=== Stored records ===
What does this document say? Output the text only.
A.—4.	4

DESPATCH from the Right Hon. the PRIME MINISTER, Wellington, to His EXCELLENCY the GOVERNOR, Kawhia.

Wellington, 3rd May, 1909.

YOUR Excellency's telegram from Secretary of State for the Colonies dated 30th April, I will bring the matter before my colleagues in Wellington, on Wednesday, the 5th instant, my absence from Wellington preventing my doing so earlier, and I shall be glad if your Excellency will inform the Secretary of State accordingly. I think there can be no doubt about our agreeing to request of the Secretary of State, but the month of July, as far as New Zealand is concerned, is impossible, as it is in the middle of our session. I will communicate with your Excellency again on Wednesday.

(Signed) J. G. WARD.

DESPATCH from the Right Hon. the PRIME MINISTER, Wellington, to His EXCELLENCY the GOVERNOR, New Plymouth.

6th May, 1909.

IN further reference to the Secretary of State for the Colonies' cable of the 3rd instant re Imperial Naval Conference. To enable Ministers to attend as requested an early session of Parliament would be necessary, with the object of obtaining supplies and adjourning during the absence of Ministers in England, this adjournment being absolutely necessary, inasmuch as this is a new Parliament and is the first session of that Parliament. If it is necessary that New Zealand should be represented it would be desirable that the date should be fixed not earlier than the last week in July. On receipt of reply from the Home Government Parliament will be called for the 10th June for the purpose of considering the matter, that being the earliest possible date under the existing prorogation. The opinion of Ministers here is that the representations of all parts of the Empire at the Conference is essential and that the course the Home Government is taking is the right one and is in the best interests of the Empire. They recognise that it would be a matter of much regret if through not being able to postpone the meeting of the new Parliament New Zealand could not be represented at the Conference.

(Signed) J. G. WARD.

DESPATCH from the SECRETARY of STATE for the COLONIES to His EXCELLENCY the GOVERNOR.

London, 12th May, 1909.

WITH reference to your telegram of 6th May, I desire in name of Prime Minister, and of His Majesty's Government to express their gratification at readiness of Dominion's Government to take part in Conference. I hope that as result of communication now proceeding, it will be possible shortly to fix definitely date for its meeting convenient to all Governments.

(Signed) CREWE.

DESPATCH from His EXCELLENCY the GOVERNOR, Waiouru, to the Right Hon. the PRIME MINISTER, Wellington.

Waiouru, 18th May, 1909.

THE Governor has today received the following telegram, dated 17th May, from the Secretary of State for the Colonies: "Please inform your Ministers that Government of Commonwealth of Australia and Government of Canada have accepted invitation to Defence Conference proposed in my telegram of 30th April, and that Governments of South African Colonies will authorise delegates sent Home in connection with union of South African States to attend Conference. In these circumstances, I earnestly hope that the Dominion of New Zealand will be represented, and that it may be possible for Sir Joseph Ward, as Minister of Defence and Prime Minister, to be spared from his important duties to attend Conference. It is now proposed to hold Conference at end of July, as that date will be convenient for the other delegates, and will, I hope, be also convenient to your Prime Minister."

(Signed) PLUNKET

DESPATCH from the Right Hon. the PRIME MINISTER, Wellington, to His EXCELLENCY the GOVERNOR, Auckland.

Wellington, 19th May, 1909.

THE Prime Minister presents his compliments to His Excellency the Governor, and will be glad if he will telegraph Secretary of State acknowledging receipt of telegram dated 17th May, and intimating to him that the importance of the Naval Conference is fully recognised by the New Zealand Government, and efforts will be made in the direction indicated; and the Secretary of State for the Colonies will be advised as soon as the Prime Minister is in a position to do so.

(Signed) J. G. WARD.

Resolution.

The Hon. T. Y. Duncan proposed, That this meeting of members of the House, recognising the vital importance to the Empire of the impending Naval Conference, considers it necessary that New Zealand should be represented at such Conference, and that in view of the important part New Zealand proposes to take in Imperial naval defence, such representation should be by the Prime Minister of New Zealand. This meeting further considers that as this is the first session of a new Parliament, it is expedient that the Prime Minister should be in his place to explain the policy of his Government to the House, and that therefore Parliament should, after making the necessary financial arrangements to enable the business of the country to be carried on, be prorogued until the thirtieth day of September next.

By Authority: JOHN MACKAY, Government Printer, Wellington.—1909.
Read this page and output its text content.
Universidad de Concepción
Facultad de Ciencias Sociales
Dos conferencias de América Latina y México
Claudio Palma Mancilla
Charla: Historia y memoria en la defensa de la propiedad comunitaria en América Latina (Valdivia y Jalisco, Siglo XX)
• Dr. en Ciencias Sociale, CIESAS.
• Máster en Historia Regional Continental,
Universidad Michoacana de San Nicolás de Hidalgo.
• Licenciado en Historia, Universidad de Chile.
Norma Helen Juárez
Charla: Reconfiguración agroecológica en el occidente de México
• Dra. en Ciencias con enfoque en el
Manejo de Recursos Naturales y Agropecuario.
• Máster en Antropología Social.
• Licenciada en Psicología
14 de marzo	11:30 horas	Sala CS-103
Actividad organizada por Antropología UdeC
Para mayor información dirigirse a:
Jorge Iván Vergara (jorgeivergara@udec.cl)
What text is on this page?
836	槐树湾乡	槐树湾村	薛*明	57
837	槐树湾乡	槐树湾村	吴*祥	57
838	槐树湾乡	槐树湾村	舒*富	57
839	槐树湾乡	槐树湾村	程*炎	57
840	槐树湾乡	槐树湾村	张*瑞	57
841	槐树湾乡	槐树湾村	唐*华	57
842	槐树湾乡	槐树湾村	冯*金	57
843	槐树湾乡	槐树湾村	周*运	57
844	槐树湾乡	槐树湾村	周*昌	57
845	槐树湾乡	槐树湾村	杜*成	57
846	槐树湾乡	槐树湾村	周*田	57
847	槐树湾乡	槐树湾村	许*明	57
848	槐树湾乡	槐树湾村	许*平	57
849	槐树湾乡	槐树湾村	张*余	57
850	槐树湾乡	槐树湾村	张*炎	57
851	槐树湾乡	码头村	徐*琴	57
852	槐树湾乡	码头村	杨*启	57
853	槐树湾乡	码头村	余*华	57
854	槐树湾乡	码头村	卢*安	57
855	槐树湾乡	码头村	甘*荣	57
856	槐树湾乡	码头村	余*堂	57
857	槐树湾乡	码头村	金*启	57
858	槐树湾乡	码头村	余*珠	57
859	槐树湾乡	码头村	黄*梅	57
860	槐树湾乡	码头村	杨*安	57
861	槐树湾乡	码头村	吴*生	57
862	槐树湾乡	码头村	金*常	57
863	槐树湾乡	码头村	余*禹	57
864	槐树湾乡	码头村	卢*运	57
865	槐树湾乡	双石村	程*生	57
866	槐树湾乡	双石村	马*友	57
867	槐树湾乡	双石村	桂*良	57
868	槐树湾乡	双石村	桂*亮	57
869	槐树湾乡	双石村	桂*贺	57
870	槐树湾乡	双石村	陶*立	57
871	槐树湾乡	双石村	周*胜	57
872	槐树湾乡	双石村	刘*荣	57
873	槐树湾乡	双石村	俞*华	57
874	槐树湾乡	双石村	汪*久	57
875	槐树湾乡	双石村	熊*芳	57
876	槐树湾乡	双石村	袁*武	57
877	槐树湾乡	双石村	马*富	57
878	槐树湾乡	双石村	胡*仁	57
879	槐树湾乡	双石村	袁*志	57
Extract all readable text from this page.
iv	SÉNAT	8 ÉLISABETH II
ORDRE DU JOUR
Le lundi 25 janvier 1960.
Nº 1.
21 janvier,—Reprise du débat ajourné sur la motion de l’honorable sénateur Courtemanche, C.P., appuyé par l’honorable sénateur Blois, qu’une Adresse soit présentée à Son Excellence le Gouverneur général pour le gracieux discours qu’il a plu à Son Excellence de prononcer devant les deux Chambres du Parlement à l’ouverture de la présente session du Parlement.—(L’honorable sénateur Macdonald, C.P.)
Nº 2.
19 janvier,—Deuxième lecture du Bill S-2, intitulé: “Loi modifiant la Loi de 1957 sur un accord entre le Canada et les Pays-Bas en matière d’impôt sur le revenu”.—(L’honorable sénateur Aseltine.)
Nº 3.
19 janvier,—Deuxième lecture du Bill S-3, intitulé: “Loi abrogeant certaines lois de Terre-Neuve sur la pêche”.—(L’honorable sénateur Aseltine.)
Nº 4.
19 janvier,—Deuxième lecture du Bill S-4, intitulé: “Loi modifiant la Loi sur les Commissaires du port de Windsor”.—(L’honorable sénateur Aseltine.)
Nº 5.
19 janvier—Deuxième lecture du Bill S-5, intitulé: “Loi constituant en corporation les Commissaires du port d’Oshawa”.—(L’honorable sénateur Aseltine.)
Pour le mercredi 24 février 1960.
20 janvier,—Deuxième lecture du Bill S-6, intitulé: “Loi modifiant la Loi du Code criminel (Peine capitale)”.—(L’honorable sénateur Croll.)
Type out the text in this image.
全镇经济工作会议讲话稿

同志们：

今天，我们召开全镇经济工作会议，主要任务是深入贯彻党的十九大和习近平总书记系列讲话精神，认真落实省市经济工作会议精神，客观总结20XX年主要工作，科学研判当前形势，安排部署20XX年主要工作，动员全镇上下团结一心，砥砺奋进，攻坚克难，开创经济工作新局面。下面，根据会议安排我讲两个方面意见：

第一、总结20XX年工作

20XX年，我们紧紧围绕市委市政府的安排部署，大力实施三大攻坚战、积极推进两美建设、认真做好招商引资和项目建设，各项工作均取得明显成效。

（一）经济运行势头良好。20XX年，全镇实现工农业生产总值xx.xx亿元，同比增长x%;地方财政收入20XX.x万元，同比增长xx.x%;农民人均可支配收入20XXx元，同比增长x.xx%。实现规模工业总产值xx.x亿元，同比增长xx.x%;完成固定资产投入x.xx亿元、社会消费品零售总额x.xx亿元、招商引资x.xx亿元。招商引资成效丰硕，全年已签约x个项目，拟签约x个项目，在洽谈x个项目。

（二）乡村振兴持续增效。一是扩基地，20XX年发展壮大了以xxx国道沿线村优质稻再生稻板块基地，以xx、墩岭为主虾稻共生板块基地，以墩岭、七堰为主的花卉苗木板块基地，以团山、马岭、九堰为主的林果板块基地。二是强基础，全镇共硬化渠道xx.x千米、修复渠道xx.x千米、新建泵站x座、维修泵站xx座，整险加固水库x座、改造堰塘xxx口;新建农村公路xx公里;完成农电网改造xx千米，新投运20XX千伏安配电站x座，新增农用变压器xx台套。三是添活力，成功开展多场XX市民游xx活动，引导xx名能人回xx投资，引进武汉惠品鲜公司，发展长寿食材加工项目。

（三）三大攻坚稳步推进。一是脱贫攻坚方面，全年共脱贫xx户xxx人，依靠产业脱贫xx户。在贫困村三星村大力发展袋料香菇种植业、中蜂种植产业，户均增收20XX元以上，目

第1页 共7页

=== What you are asked to do ===
Identify each line holding the string "Wellington", and copy it out.

=== Correct response ===
DESPATCH from the Right Hon. the PRIME MINISTER, Wellington, to His EXCELLENCY the GOVERNOR, Kawhia.
Wellington, 3rd May, 1909.
YOUR Excellency's telegram from Secretary of State for the Colonies dated 30th April, I will bring the matter before my colleagues in Wellington, on Wednesday, the 5th instant, my absence from Wellington preventing my doing so earlier, and I shall be glad if your Excellency will inform the Secretary of State accordingly. I think there can be no doubt about our agreeing to request of the Secretary of State, but the month of July, as far as New Zealand is concerned, is impossible, as it is in the middle of our session. I will communicate with your Excellency again on Wednesday.
DESPATCH from the Right Hon. the PRIME MINISTER, Wellington, to His EXCELLENCY the GOVERNOR, New Plymouth.
DESPATCH from His EXCELLENCY the GOVERNOR, Waiouru, to the Right Hon. the PRIME MINISTER, Wellington.
DESPATCH from the Right Hon. the PRIME MINISTER, Wellington, to His EXCELLENCY the GOVERNOR, Auckland.
Wellington, 19th May, 1909.
By Authority: JOHN MACKAY, Government Printer, Wellington.—1909.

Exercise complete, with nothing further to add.